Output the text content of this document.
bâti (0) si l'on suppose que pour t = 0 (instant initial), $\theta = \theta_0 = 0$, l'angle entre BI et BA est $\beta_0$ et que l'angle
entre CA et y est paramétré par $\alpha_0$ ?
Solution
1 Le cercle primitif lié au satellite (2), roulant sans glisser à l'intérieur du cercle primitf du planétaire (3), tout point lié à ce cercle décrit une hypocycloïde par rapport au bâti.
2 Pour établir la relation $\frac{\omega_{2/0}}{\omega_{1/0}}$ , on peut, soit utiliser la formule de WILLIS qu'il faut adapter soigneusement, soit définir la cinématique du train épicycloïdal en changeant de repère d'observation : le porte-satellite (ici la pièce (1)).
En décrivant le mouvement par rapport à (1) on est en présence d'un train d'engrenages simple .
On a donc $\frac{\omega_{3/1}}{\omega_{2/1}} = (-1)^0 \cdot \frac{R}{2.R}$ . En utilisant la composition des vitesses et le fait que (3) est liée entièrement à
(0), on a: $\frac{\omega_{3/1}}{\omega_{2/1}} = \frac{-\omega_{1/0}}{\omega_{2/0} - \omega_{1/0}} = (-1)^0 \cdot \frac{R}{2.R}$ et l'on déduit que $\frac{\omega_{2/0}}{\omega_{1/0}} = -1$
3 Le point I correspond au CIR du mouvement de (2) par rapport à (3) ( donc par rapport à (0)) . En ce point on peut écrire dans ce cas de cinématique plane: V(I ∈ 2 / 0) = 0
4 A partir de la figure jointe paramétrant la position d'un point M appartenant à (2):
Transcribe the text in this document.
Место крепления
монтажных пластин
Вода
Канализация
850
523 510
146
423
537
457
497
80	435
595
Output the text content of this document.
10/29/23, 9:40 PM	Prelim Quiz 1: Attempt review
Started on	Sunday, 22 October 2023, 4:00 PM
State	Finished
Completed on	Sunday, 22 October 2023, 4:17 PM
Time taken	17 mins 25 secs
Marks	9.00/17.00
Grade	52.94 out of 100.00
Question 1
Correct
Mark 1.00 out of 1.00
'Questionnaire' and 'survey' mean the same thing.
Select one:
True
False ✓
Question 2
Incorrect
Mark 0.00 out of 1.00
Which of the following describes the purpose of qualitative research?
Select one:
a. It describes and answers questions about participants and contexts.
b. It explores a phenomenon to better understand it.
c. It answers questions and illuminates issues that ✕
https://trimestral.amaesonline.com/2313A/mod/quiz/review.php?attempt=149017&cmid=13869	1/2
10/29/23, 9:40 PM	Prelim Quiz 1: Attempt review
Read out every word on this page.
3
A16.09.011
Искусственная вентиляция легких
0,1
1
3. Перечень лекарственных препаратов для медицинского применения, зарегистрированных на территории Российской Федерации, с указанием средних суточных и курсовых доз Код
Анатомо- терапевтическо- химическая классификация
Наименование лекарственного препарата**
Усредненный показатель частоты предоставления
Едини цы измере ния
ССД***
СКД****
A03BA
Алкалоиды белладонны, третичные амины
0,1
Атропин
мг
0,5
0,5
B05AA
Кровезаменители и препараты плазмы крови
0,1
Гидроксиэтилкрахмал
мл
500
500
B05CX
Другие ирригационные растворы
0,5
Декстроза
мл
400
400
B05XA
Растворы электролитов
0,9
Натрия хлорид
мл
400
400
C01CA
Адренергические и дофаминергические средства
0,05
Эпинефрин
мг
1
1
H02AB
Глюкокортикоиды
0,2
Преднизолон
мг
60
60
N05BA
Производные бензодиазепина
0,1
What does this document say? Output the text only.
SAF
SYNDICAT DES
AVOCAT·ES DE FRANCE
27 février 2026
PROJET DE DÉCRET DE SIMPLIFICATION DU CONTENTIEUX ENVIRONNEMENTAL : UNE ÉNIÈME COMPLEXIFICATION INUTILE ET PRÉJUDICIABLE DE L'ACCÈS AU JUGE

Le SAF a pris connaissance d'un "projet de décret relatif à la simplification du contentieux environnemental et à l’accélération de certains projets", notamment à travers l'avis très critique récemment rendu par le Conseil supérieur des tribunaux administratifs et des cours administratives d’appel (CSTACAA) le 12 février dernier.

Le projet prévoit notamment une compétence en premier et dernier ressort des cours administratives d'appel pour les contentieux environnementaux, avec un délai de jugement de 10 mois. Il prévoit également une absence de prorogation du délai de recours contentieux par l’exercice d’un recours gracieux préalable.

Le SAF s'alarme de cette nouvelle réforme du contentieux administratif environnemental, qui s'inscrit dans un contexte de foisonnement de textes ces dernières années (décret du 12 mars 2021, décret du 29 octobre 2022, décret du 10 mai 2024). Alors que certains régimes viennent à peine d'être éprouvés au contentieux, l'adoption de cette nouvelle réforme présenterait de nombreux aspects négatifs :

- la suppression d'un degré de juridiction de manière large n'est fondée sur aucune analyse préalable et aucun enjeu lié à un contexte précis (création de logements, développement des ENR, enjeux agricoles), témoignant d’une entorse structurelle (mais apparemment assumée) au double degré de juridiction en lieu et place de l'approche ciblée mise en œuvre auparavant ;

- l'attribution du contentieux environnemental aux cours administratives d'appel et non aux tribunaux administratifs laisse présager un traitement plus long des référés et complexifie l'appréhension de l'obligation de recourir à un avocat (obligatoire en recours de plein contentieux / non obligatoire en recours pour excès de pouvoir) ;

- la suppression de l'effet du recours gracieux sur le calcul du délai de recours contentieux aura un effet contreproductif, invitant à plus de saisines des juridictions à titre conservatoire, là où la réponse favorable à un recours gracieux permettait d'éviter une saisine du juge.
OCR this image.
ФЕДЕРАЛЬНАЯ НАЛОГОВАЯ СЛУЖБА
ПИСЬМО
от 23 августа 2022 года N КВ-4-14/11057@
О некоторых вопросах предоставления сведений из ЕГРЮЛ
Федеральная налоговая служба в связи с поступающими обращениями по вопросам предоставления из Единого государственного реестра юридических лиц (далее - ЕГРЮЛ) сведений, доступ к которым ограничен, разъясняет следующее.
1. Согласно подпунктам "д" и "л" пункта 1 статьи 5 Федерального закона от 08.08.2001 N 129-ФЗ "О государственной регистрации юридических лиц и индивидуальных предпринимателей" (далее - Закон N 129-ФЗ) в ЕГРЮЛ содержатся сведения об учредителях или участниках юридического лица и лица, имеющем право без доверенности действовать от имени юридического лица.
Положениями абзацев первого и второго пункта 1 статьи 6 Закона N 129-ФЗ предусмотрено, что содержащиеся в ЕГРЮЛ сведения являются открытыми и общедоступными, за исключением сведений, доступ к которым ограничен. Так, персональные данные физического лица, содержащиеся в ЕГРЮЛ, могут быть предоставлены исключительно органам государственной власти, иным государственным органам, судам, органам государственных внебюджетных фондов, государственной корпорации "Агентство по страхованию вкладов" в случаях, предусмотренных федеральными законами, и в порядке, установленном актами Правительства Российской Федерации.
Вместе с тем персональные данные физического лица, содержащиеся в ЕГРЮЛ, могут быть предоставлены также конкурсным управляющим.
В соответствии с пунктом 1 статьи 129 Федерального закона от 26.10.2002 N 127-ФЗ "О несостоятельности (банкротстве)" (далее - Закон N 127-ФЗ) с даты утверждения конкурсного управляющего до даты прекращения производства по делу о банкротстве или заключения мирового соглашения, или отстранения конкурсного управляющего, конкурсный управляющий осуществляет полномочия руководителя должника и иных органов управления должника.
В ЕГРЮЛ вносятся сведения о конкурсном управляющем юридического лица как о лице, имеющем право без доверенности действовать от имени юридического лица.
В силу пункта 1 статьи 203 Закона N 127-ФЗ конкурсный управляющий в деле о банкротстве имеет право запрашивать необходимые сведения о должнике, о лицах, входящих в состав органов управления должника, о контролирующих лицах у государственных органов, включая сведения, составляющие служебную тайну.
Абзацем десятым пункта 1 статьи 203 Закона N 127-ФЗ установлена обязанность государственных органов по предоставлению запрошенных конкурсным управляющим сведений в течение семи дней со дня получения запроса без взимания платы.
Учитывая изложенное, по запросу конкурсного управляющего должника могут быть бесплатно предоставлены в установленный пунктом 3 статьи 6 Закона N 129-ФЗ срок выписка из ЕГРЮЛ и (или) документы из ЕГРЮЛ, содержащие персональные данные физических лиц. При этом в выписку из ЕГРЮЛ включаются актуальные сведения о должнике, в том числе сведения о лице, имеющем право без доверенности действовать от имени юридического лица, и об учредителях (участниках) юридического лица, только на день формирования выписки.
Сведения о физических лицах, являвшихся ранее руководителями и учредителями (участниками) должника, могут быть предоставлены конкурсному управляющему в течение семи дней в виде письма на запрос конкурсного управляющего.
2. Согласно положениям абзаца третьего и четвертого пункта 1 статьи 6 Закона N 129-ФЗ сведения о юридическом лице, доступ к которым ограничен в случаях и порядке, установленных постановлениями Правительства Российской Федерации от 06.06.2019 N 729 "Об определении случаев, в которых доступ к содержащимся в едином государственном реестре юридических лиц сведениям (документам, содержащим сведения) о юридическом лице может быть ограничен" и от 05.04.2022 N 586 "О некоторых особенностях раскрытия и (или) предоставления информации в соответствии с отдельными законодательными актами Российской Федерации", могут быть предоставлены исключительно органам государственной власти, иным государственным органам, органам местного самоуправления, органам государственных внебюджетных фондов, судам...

────────────────────────────────────────

#### REQUEST
Determine how many lines of the listing above hold the word "управляющий". Report that number without anything else.

#### TASK RESULT
2